What the task requires - Write out the material again exactly, please, and omit the pictures.

[Extracted data entries]
>>

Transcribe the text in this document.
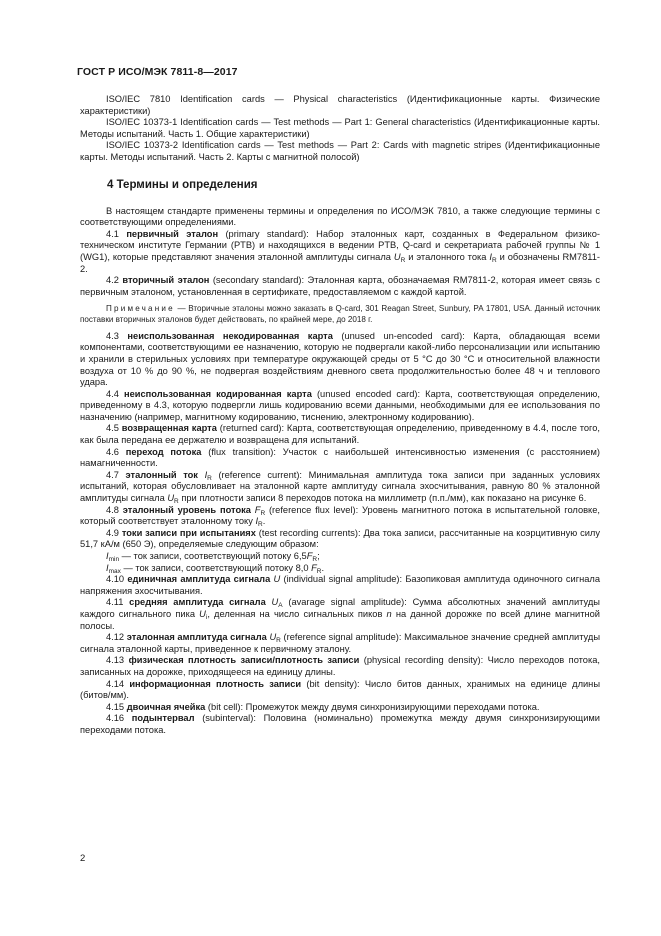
ГОСТ Р ИСО/МЭК 7811-8—2017

ISO/IEC 7810 Identification cards — Physical characteristics (Идентификационные карты. Физические характеристики)

ISO/IEC 10373-1 Identification cards — Test methods — Part 1: General characteristics (Идентификационные карты. Методы испытаний. Часть 1. Общие характеристики)

ISO/IEC 10373-2 Identification cards — Test methods — Part 2: Cards with magnetic stripes (Идентификационные карты. Методы испытаний. Часть 2. Карты с магнитной полосой)

4 Термины и определения

В настоящем стандарте применены термины и определения по ИСО/МЭК 7810, а также следующие термины с соответствующими определениями.

4.1 первичный эталон (primary standard): Набор эталонных карт, созданных в Федеральном физико-техническом институте Германии (PTB) и находящихся в ведении PTB, Q-card и секретариата рабочей группы № 1 (WG1), которые представляют значения эталонной амплитуды сигнала $U_R$ и эталонного тока $I_R$ и обозначены RM7811-2.

4.2 вторичный эталон (secondary standard): Эталонная карта, обозначаемая RM7811-2, которая имеет связь с первичным эталоном, установленная в сертификате, предоставляемом с каждой картой.

Примечание — Вторичные эталоны можно заказать в Q-card, 301 Reagan Street, Sunbury, PA 17801, USA. Данный источник поставки вторичных эталонов будет действовать, по крайней мере, до 2018 г.

4.3 неиспользованная некодированная карта (unused un-encoded card): Карта, обладающая всеми компонентами, соответствующими ее назначению, которую не подвергали какой-либо персонализации или испытанию и хранили в стерильных условиях при температуре окружающей среды от 5 °С до 30 °С и относительной влажности воздуха от 10 % до 90 %, не подвергая воздействиям дневного света продолжительностью более 48 ч и теплового удара.

4.4 неиспользованная кодированная карта (unused encoded card): Карта, соответствующая определению, приведенному в 4.3, которую подвергли лишь кодированию всеми данными, необходимыми для ее использования по назначению (например, магнитному кодированию, тиснению, электронному кодированию).

4.5 возвращенная карта (returned card): Карта, соответствующая определению, приведенному в 4.4, после того, как была передана ее держателю и возвращена для испытаний.

4.6 переход потока (flux transition): Участок с наибольшей интенсивностью изменения (с расстоянием) намагниченности.

4.7 эталонный ток $I_R$ (reference current): Минимальная амплитуда тока записи при заданных условиях испытаний, которая обусловливает на эталонной карте амплитуду сигнала эхосчитывания, равную 80 % эталонной амплитуды сигнала $U_R$ при плотности записи 8 переходов потока на миллиметр (п.п./мм), как показано на рисунке 6.

4.8 эталонный уровень потока $F_R$ (reference flux level): Уровень магнитного потока в испытательной головке, который соответствует эталонному току $I_R$.

4.9 токи записи при испытаниях (test recording currents): Два тока записи, рассчитанные на коэрцитивную силу 51,7 кА/м (650 Э), определяемые следующим образом:

$I_{min}$ — ток записи, соответствующий потоку $6,5F_R$;

$I_{max}$ — ток записи, соответствующий потоку 8,0 $F_R$.

4.10 единичная амплитуда сигнала U (individual signal amplitude): Базопиковая амплитуда одиночного сигнала напряжения эхосчитывания.

4.11 средняя амплитуда сигнала $U_A$ (avarage signal amplitude): Сумма абсолютных значений амплитуды каждого сигнального пика $U_i$, деленная на число сигнальных пиков n на данной дорожке по всей длине магнитной полосы.

4.12 эталонная амплитуда сигнала $U_R$ (reference signal amplitude): Максимальное значение средней амплитуды сигнала эталонной карты, приведенное к первичному эталону.

4.13 физическая плотность записи/плотность записи (physical recording density): Число переходов потока, записанных на дорожке, приходящееся на единицу длины.

4.14 информационная плотность записи (bit density): Число битов данных, хранимых на единице длины (битов/мм).

4.15 двоичная ячейка (bit cell): Промежуток между двумя синхронизирующими переходами потока.

4.16 подынтервал (subinterval): Половина (номинально) промежутка между двумя синхронизирующими переходами потока.

2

<<

Full output -
Transcribe the text in this document.
ГОСТ Р ИСО/МЭК 7811-8—2017

ISO/IEC 7810 Identification cards — Physical characteristics (Идентификационные карты. Физические характеристики)

ISO/IEC 10373-1 Identification cards — Test methods — Part 1: General characteristics (Идентификационные карты. Методы испытаний. Часть 1. Общие характеристики)

ISO/IEC 10373-2 Identification cards — Test methods — Part 2: Cards with magnetic stripes (Идентификационные карты. Методы испытаний. Часть 2. Карты с магнитной полосой)

4 Термины и определения

В настоящем стандарте применены термины и определения по ИСО/МЭК 7810, а также следующие термины с соответствующими определениями.

4.1 первичный эталон (primary standard): Набор эталонных карт, созданных в Федеральном физико-техническом институте Германии (PTB) и находящихся в ведении PTB, Q-card и секретариата рабочей группы № 1 (WG1), которые представляют значения эталонной амплитуды сигнала $U_R$ и эталонного тока $I_R$ и обозначены RM7811-2.

4.2 вторичный эталон (secondary standard): Эталонная карта, обозначаемая RM7811-2, которая имеет связь с первичным эталоном, установленная в сертификате, предоставляемом с каждой картой.

Примечание — Вторичные эталоны можно заказать в Q-card, 301 Reagan Street, Sunbury, PA 17801, USA. Данный источник поставки вторичных эталонов будет действовать, по крайней мере, до 2018 г.

4.3 неиспользованная некодированная карта (unused un-encoded card): Карта, обладающая всеми компонентами, соответствующими ее назначению, которую не подвергали какой-либо персонализации или испытанию и хранили в стерильных условиях при температуре окружающей среды от 5 °С до 30 °С и относительной влажности воздуха от 10 % до 90 %, не подвергая воздействиям дневного света продолжительностью более 48 ч и теплового удара.

4.4 неиспользованная кодированная карта (unused encoded card): Карта, соответствующая определению, приведенному в 4.3, которую подвергли лишь кодированию всеми данными, необходимыми для ее использования по назначению (например, магнитному кодированию, тиснению, электронному кодированию).

4.5 возвращенная карта (returned card): Карта, соответствующая определению, приведенному в 4.4, после того, как была передана ее держателю и возвращена для испытаний.

4.6 переход потока (flux transition): Участок с наибольшей интенсивностью изменения (с расстоянием) намагниченности.

4.7 эталонный ток $I_R$ (reference current): Минимальная амплитуда тока записи при заданных условиях испытаний, которая обусловливает на эталонной карте амплитуду сигнала эхосчитывания, равную 80 % эталонной амплитуды сигнала $U_R$ при плотности записи 8 переходов потока на миллиметр (п.п./мм), как показано на рисунке 6.

4.8 эталонный уровень потока $F_R$ (reference flux level): Уровень магнитного потока в испытательной головке, который соответствует эталонному току $I_R$.

4.9 токи записи при испытаниях (test recording currents): Два тока записи, рассчитанные на коэрцитивную силу 51,7 кА/м (650 Э), определяемые следующим образом:

$I_{min}$ — ток записи, соответствующий потоку $6,5F_R$;

$I_{max}$ — ток записи, соответствующий потоку 8,0 $F_R$.

4.10 единичная амплитуда сигнала U (individual signal amplitude): Базопиковая амплитуда одиночного сигнала напряжения эхосчитывания.

4.11 средняя амплитуда сигнала $U_A$ (avarage signal amplitude): Сумма абсолютных значений амплитуды каждого сигнального пика $U_i$, деленная на число сигнальных пиков n на данной дорожке по всей длине магнитной полосы.

4.12 эталонная амплитуда сигнала $U_R$ (reference signal amplitude): Максимальное значение средней амплитуды сигнала эталонной карты, приведенное к первичному эталону.

4.13 физическая плотность записи/плотность записи (physical recording density): Число переходов потока, записанных на дорожке, приходящееся на единицу длины.

4.14 информационная плотность записи (bit density): Число битов данных, хранимых на единице длины (битов/мм).

4.15 двоичная ячейка (bit cell): Промежуток между двумя синхронизирующими переходами потока.

4.16 подынтервал (subinterval): Половина (номинально) промежутка между двумя синхронизирующими переходами потока.

2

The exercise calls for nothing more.